• **Record excerpts**:
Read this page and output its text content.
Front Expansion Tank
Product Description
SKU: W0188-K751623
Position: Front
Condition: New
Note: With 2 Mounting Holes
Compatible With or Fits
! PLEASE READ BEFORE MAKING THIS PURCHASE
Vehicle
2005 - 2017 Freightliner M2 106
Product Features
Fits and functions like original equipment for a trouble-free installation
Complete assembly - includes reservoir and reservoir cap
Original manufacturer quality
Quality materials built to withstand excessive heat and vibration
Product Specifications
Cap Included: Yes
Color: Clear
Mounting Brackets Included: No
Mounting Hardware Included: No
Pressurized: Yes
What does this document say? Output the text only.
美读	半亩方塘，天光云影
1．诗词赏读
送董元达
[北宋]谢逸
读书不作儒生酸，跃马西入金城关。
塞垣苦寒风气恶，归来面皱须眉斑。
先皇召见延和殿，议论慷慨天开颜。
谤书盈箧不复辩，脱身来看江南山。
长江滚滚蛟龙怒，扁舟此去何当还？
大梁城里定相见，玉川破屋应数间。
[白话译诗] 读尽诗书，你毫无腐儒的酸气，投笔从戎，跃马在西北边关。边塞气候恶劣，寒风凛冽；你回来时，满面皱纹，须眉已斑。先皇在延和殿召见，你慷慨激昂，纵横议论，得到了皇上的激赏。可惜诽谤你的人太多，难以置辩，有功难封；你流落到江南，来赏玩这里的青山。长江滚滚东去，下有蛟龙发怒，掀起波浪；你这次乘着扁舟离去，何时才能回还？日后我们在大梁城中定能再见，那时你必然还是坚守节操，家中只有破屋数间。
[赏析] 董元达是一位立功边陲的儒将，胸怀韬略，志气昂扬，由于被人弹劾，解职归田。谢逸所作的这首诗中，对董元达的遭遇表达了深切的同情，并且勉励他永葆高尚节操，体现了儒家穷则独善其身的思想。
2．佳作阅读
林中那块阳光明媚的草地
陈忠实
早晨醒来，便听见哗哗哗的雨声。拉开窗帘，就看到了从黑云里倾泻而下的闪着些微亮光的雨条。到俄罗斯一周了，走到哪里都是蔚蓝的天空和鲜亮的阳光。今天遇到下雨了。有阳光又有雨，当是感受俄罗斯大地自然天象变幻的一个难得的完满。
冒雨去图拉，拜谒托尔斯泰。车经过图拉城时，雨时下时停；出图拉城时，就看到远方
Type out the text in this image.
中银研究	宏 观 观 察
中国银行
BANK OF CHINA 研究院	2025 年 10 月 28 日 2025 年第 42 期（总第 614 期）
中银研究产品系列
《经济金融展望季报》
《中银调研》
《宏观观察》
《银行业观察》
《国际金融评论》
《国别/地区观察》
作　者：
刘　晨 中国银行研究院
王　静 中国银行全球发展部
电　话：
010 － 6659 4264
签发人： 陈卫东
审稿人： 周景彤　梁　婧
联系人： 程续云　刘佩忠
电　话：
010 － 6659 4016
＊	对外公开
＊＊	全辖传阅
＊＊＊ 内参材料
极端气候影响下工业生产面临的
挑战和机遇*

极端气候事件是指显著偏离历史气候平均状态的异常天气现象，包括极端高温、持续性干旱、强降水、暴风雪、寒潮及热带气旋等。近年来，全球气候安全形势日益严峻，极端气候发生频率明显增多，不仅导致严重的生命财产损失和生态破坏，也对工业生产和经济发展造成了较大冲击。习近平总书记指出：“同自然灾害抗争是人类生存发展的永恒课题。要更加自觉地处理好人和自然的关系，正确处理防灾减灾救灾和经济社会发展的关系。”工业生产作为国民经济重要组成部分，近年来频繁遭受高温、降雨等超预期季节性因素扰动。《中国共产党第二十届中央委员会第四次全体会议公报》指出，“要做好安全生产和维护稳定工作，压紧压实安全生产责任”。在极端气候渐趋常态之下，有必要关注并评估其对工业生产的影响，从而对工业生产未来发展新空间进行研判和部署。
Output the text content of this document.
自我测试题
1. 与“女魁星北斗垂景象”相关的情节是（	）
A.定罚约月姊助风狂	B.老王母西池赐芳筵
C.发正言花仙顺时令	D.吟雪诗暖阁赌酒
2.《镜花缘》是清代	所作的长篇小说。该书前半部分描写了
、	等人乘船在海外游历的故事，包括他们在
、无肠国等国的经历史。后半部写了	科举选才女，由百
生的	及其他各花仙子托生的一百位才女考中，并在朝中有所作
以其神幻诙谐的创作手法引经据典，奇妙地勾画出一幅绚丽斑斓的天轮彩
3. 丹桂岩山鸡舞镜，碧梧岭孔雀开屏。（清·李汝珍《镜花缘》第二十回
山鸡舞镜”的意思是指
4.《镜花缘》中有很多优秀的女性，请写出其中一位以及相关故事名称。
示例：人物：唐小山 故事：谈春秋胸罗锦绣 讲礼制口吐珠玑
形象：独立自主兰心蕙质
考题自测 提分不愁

• **Aim of the task**: Of the lines above, how many include the word "content"? Reply with the number alone.

• **Exercise response**: 2